begin Material provided

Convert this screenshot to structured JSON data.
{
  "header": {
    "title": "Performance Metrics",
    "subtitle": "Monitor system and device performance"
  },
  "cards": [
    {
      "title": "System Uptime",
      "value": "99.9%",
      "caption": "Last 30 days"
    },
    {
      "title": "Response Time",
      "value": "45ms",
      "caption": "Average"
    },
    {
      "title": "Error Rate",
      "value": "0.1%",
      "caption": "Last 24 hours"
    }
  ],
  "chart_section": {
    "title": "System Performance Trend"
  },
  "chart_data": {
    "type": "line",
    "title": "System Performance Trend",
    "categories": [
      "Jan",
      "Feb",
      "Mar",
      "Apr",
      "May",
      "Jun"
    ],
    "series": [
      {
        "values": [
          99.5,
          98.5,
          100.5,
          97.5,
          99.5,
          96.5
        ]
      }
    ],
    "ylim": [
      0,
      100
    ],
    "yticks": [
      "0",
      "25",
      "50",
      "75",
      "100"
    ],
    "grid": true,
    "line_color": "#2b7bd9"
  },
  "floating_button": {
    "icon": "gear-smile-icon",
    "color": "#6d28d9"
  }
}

end Material provided

What you are asked to do:
Produce an exact copy of the whole listing.

Response to this task:
Convert this screenshot to structured JSON data.
{
  "header": {
    "title": "Performance Metrics",
    "subtitle": "Monitor system and device performance"
  },
  "cards": [
    {
      "title": "System Uptime",
      "value": "99.9%",
      "caption": "Last 30 days"
    },
    {
      "title": "Response Time",
      "value": "45ms",
      "caption": "Average"
    },
    {
      "title": "Error Rate",
      "value": "0.1%",
      "caption": "Last 24 hours"
    }
  ],
  "chart_section": {
    "title": "System Performance Trend"
  },
  "chart_data": {
    "type": "line",
    "title": "System Performance Trend",
    "categories": [
      "Jan",
      "Feb",
      "Mar",
      "Apr",
      "May",
      "Jun"
    ],
    "series": [
      {
        "values": [
          99.5,
          98.5,
          100.5,
          97.5,
          99.5,
          96.5
        ]
      }
    ],
    "ylim": [
      0,
      100
    ],
    "yticks": [
      "0",
      "25",
      "50",
      "75",
      "100"
    ],
    "grid": true,
    "line_color": "#2b7bd9"
  },
  "floating_button": {
    "icon": "gear-smile-icon",
    "color": "#6d28d9"
  }
}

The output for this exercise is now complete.